Records about charts and figures:

-------

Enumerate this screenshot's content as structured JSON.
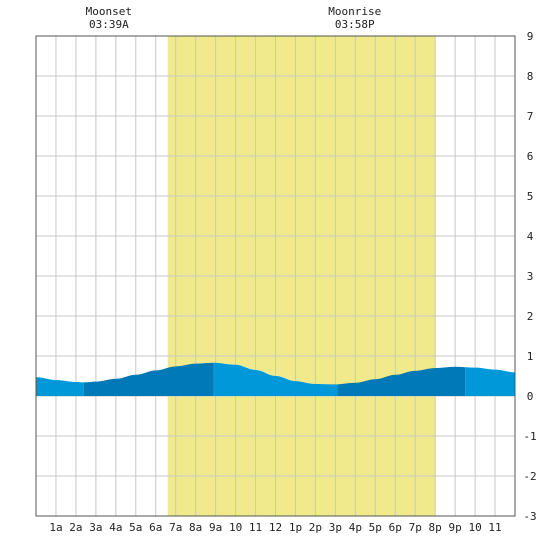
{
  "chart_data": {
    "type": "area",
    "title": "",
    "xlabel": "",
    "ylabel": "",
    "xlim": [
      0,
      24
    ],
    "ylim": [
      -3,
      9
    ],
    "y_ticks": [
      9,
      8,
      7,
      6,
      5,
      4,
      3,
      2,
      1,
      0,
      -1,
      -2,
      -3
    ],
    "x_tick_labels": [
      "1a",
      "2a",
      "3a",
      "4a",
      "5a",
      "6a",
      "7a",
      "8a",
      "9a",
      "10",
      "11",
      "12",
      "1p",
      "2p",
      "3p",
      "4p",
      "5p",
      "6p",
      "7p",
      "8p",
      "9p",
      "10",
      "11"
    ],
    "grid": true,
    "daylight_hours": [
      6.6,
      20.0
    ],
    "moon_events": [
      {
        "label": "Moonset",
        "time": "03:39A",
        "hour": 3.65
      },
      {
        "label": "Moonrise",
        "time": "03:58P",
        "hour": 15.97
      }
    ],
    "series": [
      {
        "values": [
          {
            "x": 0,
            "y": 0.47
          },
          {
            "x": 1,
            "y": 0.4
          },
          {
            "x": 2,
            "y": 0.35
          },
          {
            "x": 2.4,
            "y": 0.34
          },
          {
            "x": 3,
            "y": 0.36
          },
          {
            "x": 4,
            "y": 0.43
          },
          {
            "x": 5,
            "y": 0.53
          },
          {
            "x": 6,
            "y": 0.64
          },
          {
            "x": 7,
            "y": 0.74
          },
          {
            "x": 8,
            "y": 0.81
          },
          {
            "x": 8.9,
            "y": 0.83
          },
          {
            "x": 10,
            "y": 0.78
          },
          {
            "x": 11,
            "y": 0.65
          },
          {
            "x": 12,
            "y": 0.5
          },
          {
            "x": 13,
            "y": 0.37
          },
          {
            "x": 14,
            "y": 0.3
          },
          {
            "x": 15,
            "y": 0.29
          },
          {
            "x": 16,
            "y": 0.33
          },
          {
            "x": 17,
            "y": 0.42
          },
          {
            "x": 18,
            "y": 0.53
          },
          {
            "x": 19,
            "y": 0.63
          },
          {
            "x": 20,
            "y": 0.7
          },
          {
            "x": 21,
            "y": 0.73
          },
          {
            "x": 22,
            "y": 0.71
          },
          {
            "x": 23,
            "y": 0.66
          },
          {
            "x": 24,
            "y": 0.59
          }
        ]
      }
    ],
    "tide_bands": [
      {
        "from": 0,
        "to": 2.4,
        "shade": "light"
      },
      {
        "from": 2.4,
        "to": 8.9,
        "shade": "dark"
      },
      {
        "from": 8.9,
        "to": 15.1,
        "shade": "light"
      },
      {
        "from": 15.1,
        "to": 21.5,
        "shade": "dark"
      },
      {
        "from": 21.5,
        "to": 24,
        "shade": "light"
      }
    ],
    "colors": {
      "daylight": "#f0ea8c",
      "water_light": "#0098d8",
      "water_dark": "#0079b8",
      "grid": "#c8c8c8",
      "frame": "#555555"
    }
  }
}
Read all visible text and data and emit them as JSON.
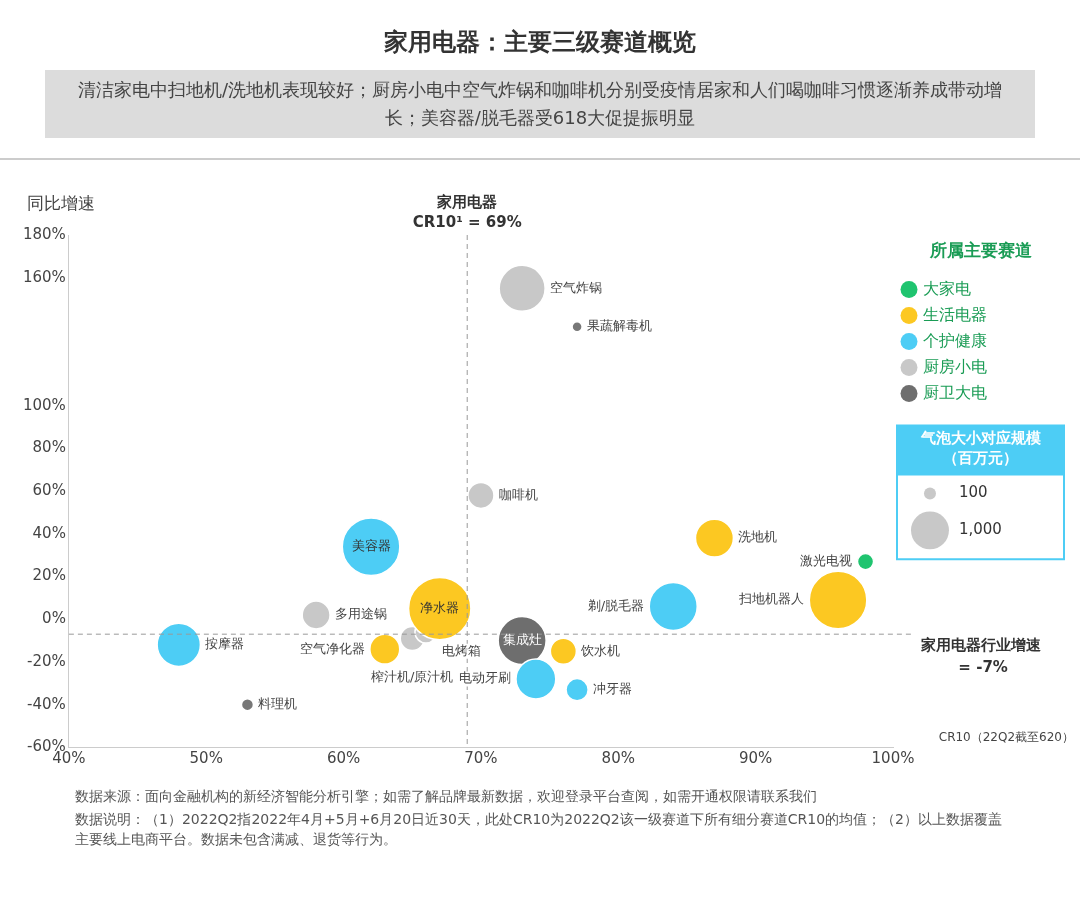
{
  "chart_data": {
    "type": "bubble",
    "title": "家用电器：主要三级赛道概览",
    "subtitle": "清洁家电中扫地机/洗地机表现较好；厨房小电中空气炸锅和咖啡机分别受疫情居家和人们喝咖啡习惯逐渐养成带动增长；美容器/脱毛器受618大促提振明显",
    "xlabel": "CR10（22Q2截至620）",
    "ylabel": "同比增速",
    "legend_title": "所属主要赛道",
    "legend": "top right",
    "size_legend": [
      100,
      {
        "value": 1000,
        "label": "1,000"
      }
    ],
    "xlim": [
      40,
      100
    ],
    "xticks": [
      {
        "value": 40,
        "label": "40%"
      },
      {
        "value": 50,
        "label": "50%"
      },
      {
        "value": 60,
        "label": "60%"
      },
      {
        "value": 70,
        "label": "70%"
      },
      {
        "value": 80,
        "label": "80%"
      },
      {
        "value": 90,
        "label": "90%"
      },
      {
        "value": 100,
        "label": "100%"
      }
    ],
    "ylim": [
      -60,
      180
    ],
    "yticks": [
      {
        "value": -60,
        "label": "-60%"
      },
      {
        "value": -40,
        "label": "-40%"
      },
      {
        "value": -20,
        "label": "-20%"
      },
      {
        "value": 0,
        "label": "0%"
      },
      {
        "value": 20,
        "label": "20%"
      },
      {
        "value": 40,
        "label": "40%"
      },
      {
        "value": 60,
        "label": "60%"
      },
      {
        "value": 80,
        "label": "80%"
      },
      {
        "value": 100,
        "label": "100%"
      },
      {
        "value": 160,
        "label": "160%"
      },
      {
        "value": 180,
        "label": "180%"
      }
    ],
    "series": [
      {
        "name": "大家电",
        "color": "#1fc46f",
        "x": [
          98
        ],
        "values": [
          27
        ],
        "sizes": [
          180
        ]
      },
      {
        "name": "生活电器",
        "color": "#fcc822",
        "x": [
          67,
          63,
          87,
          96,
          76
        ],
        "values": [
          5,
          -14,
          38,
          9,
          -15
        ],
        "sizes": [
          2700,
          620,
          1000,
          2300,
          470
        ]
      },
      {
        "name": "个护健康",
        "color": "#4dcdf5",
        "x": [
          62,
          48,
          84,
          74,
          77
        ],
        "values": [
          34,
          -12,
          6,
          -28,
          -33
        ],
        "sizes": [
          2300,
          1300,
          1600,
          1100,
          340
        ]
      },
      {
        "name": "厨房小电",
        "color": "#c8c8c8",
        "colors": [
          "#c8c8c8",
          "#c8c8c8",
          "#c8c8c8",
          "#c8c8c8",
          "#c8c8c8",
          "#777777",
          "#777777"
        ],
        "x": [
          58,
          65,
          66,
          70,
          73,
          53,
          77
        ],
        "values": [
          2,
          -9,
          -6,
          58,
          155,
          -40,
          137
        ],
        "sizes": [
          540,
          400,
          340,
          470,
          1470,
          100,
          70
        ]
      },
      {
        "name": "厨卫大电",
        "color": "#6e6e6e",
        "x": [
          73
        ],
        "values": [
          -10
        ],
        "sizes": [
          1600
        ]
      }
    ],
    "ref_lines": [
      {
        "axis": "x",
        "value": 69,
        "label": "家用电器CR10¹ = 69%",
        "color": "#999999",
        "line_style": "dashed"
      },
      {
        "axis": "y",
        "value": -7,
        "label": "家用电器行业增速 = -7%",
        "color": "#999999",
        "line_style": "dashed"
      }
    ],
    "annotations": [
      {
        "text": "激光电视",
        "x": 98,
        "y": 27
      },
      {
        "text": "净水器",
        "x": 67,
        "y": 5
      },
      {
        "text": "空气净化器",
        "x": 63,
        "y": -14
      },
      {
        "text": "洗地机",
        "x": 87,
        "y": 38
      },
      {
        "text": "扫地机器人",
        "x": 96,
        "y": 9
      },
      {
        "text": "饮水机",
        "x": 76,
        "y": -15
      },
      {
        "text": "美容器",
        "x": 62,
        "y": 34
      },
      {
        "text": "按摩器",
        "x": 48,
        "y": -12
      },
      {
        "text": "剃/脱毛器",
        "x": 84,
        "y": 6
      },
      {
        "text": "电动牙刷",
        "x": 74,
        "y": -28
      },
      {
        "text": "冲牙器",
        "x": 77,
        "y": -33
      },
      {
        "text": "多用途锅",
        "x": 58,
        "y": 2
      },
      {
        "text": "榨汁机/原汁机",
        "x": 65,
        "y": -9
      },
      {
        "text": "电烤箱",
        "x": 66,
        "y": -6
      },
      {
        "text": "咖啡机",
        "x": 70,
        "y": 58
      },
      {
        "text": "空气炸锅",
        "x": 73,
        "y": 155
      },
      {
        "text": "料理机",
        "x": 53,
        "y": -40
      },
      {
        "text": "果蔬解毒机",
        "x": 77,
        "y": 137
      },
      {
        "text": "集成灶",
        "x": 73,
        "y": -10
      },
      "气泡大小对应规模（百万元）",
      "数据来源：面向金融机构的新经济智能分析引擎；如需了解品牌最新数据，欢迎登录平台查阅，如需开通权限请联系我们",
      "数据说明：（1）2022Q2指2022年4月+5月+6月20日近30天，此处CR10为2022Q2该一级赛道下所有细分赛道CR10的均值；（2）以上数据覆盖主要线上电商平台。数据未包含满减、退货等行为。"
    ]
  }
}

-------

Directive:
Gather up the lines that contain the word "name".

Complete output:
        "name": "大家电",
        "name": "生活电器",
        "name": "个护健康",
        "name": "厨房小电",
        "name": "厨卫大电",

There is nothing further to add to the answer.